• **COMPITI DA SVOLGERE**:
1 > Converti in una tabella Markdown con le colonne N. e Contenuto le righe registrate, a partire dalla prima e proseguendo fino alla riga che contiene "callout-9-top: 9 [42,334,53,355]", inclusa. Tralascia le righe vuote.
2 > Prosegui il testo sul regista Sam Peckinpah, riprendendo dopo la sua ultima frase.

**** SEZIONE DI TESTO ****

Immaginate la scena: Bob Dylan in compagnia dello sceneggiatore Rudy Wurlitzer si recano in Messico per convincere Peckinpah a scritturare Dylan per una parte nel suo nuovo film. Giunti in tarda serata alla soglia dell’abitazione sentono uno sparo e scorgono una cameriera che fugge terrorizzata. Entrando sentono un ulteriore sparo, prima di trovare il regista nella sua stanza, mezzo nudo di fronte a uno specchio a figura intera spaccato. Aveva una pistola in una mano e una bottiglia di tequila nell’altra. Dylan e Peckinpah si scambiano qualche battuta e successivamente Wurlitzer spiega al regista che il cantautore vorrebbe partecipare al film su Billy the Kid. Inutile dire che Dylan rimane stregato dal fascino da fuorilegge di Bloody Sam, come veniva chiamato Peckinpah.

Riuscite a pensare a un regista più iconico di David Samuel Peckinpah? Se il nome non vi dice molto, pensate che si tratta dell’autore di film come The Wild Bunch, Getaway! Cane di paglia, The Ballad of Cable Hogue, L’ultimo buscadero, Voglio la testa di Garcia, La croce di ferro e Convoy. Un regista importante non solo per aver dato un’impronta significativa al Revisionist Western, quanto per la sua vena provocatoria, geniale e imprevedibile. Non a caso registi come Haneke, Von Trier, Campion e Lanthimos, ma i fratelli Coen, Tarantino e Malick, devono qualcosa (in certi casi molto) al regista di Fresno. Si fa fatica a citare gli attori, gli sceneggiatori e i direttori della fotografia che hanno collaborato con Peckinpah nel corso della sua carriera. Quattordici opere, di cui giusto dieci di grande successo e/o di forte impatto culturale, più un esordio come sceneggiatore non accreditato per L’invasione degli ultracorpi di Don Siegel.

**** RIGHE MEMORIZZATE ****

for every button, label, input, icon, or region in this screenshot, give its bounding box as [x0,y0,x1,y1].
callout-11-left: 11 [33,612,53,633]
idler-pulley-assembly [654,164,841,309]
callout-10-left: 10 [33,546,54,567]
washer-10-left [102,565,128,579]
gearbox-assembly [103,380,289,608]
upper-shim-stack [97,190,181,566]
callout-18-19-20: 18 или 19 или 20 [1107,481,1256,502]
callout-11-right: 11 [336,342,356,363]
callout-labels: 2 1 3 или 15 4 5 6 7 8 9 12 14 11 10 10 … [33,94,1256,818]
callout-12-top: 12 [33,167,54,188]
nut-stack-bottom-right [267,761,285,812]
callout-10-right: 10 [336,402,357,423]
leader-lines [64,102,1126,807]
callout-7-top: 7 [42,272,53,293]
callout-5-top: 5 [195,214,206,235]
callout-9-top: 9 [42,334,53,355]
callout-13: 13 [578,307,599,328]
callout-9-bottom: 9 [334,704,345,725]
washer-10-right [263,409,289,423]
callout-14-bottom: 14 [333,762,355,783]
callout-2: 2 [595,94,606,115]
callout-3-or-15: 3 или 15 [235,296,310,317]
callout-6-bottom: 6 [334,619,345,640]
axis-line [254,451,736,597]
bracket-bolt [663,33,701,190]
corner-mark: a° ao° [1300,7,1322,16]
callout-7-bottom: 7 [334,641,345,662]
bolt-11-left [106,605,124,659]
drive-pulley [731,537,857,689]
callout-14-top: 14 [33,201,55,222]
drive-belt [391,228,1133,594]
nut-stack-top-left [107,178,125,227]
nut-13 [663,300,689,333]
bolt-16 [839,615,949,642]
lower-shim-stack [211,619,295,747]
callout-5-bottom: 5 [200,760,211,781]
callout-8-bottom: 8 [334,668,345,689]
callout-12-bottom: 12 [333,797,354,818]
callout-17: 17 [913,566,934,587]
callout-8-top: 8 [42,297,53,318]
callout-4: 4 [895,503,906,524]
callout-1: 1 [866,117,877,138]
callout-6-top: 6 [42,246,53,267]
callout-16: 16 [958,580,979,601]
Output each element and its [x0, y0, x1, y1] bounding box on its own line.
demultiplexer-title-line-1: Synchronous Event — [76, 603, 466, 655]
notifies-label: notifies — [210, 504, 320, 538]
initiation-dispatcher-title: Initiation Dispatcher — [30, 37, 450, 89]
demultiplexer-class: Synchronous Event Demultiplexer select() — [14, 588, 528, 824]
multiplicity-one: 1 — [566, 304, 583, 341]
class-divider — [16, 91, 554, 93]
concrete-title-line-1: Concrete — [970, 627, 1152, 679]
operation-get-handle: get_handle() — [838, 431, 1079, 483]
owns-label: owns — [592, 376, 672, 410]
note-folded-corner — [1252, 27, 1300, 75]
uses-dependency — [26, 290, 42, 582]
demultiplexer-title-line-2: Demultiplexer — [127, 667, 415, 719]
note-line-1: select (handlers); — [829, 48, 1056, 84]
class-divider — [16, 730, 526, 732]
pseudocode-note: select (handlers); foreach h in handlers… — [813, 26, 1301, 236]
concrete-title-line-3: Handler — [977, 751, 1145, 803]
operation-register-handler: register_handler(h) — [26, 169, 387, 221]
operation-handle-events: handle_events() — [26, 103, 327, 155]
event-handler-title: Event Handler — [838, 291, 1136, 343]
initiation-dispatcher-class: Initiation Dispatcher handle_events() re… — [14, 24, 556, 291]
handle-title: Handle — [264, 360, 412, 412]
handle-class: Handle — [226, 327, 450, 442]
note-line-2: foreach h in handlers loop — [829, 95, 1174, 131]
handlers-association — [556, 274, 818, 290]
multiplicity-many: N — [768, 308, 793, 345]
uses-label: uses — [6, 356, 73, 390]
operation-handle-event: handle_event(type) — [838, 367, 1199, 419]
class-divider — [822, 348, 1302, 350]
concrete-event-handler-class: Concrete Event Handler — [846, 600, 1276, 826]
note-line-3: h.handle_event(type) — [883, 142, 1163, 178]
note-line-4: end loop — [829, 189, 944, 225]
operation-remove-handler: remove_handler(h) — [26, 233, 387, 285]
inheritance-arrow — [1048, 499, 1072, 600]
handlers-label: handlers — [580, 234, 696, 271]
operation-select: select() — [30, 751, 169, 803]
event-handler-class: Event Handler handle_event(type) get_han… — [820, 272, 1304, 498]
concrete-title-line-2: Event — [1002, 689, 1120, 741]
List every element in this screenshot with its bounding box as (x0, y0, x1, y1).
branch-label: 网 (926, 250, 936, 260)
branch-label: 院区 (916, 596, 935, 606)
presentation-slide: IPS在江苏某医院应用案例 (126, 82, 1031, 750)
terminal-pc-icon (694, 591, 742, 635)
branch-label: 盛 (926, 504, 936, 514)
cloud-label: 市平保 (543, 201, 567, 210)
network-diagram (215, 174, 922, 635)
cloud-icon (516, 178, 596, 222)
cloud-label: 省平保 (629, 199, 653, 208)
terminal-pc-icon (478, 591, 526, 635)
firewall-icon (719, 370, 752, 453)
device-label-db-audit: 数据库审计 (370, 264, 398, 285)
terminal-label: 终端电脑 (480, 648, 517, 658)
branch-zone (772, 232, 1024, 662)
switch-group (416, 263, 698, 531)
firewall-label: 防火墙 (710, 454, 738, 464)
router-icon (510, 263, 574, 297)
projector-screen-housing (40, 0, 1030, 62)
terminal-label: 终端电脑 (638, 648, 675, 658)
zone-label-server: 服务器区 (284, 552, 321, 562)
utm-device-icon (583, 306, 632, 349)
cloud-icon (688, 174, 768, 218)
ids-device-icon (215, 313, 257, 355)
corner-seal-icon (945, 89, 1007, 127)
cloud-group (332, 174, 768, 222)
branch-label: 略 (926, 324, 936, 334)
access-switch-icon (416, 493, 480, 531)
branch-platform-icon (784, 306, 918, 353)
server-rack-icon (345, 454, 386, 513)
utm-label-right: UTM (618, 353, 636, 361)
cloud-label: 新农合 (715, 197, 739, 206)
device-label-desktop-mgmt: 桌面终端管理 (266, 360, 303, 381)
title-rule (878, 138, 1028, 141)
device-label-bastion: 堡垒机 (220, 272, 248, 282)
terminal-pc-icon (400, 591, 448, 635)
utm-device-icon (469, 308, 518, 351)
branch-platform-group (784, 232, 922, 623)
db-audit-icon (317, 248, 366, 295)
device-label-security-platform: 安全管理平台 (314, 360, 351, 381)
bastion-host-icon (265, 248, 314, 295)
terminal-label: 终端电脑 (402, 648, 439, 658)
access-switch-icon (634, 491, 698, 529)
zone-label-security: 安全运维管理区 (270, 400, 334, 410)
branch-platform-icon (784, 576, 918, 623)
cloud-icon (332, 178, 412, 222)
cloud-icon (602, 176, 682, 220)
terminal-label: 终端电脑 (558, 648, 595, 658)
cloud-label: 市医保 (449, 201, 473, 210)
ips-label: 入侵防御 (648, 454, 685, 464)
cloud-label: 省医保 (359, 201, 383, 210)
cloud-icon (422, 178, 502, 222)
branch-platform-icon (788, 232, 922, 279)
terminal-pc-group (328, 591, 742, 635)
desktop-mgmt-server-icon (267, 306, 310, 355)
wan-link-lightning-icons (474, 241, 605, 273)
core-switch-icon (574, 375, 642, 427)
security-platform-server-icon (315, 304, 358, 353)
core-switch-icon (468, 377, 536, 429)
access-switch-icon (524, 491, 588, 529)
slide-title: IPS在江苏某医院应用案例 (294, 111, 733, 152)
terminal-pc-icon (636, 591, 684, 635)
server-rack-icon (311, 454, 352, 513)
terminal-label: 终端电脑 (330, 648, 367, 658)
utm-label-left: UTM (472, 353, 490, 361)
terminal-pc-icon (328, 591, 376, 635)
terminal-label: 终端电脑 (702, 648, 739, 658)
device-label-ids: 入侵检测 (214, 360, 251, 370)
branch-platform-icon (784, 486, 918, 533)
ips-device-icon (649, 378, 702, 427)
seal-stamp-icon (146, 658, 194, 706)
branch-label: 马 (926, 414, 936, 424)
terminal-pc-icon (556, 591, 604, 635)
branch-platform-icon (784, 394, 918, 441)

****

• **RISPOSTE DELL'ESERCIZIO**:
1 >
| N. | Contenuto |
|---|---|
| 1 | for every button, label, input, icon, or region in this screenshot, give its bounding box as [x0,y0,x1,y1]. |
| 2 | callout-11-left: 11 [33,612,53,633] |
| 3 | idler-pulley-assembly [654,164,841,309] |
| 4 | callout-10-left: 10 [33,546,54,567] |
| 5 | washer-10-left [102,565,128,579] |
| 6 | gearbox-assembly [103,380,289,608] |
| 7 | upper-shim-stack [97,190,181,566] |
| 8 | callout-18-19-20: 18 или 19 или 20 [1107,481,1256,502] |
| 9 | callout-11-right: 11 [336,342,356,363] |
| 10 | callout-labels: 2 1 3 или 15 4 5 6 7 8 9 12 14 11 10 10 … [33,94,1256,818] |
| 11 | callout-12-top: 12 [33,167,54,188] |
| 12 | nut-stack-bottom-right [267,761,285,812] |
| 13 | callout-10-right: 10 [336,402,357,423] |
| 14 | leader-lines [64,102,1126,807] |
| 15 | callout-7-top: 7 [42,272,53,293] |
| 16 | callout-5-top: 5 [195,214,206,235] |
| 17 | callout-9-top: 9 [42,334,53,355] |

2 >
I suoi film utilizzavano una rappresentazione visivamente innovativa ed esplicita dell'azione e della violenza, nonché un approccio revisionista al genere western. Le opere di Peckinpah trattano del conflitto tra valori e ideali, nonché della corruzione e della violenza nella società umana. I personaggi sono solitari o perdenti che desiderano essere onorevoli, ma sono costretti a scendere a compromessi per sopravvivere in un mondo di nichilismo e brutalità. La personalità combattiva di Peckinpah, segnata da anni di abuso di alcol e droghe, ha influenzato la sua eredità professionale. La produzione di molti dei suoi film includeva battaglie con produttori e membri della troupe, danneggiandone la reputazione e la carriera, durante la sua vita. Potrebbe bastare questo per rendere Sam Peckinpah un autore di culto, ma c’è dell’altro di cui finora per una forma di ritrosia e di timore reverenziale non abbiamo parlato. Si tratta dell’esordio di un musicista nelle vesti di attore. No, non è James Taylor e nemmeno Johnny Cash, ma se vi cito Kris Kristofferson allora si potrebbe accedere una lampadina? Ora, trattare questo argomento significa bypassare tante cose importanti accedute tra gli anni Sessanta e i primi Settanta.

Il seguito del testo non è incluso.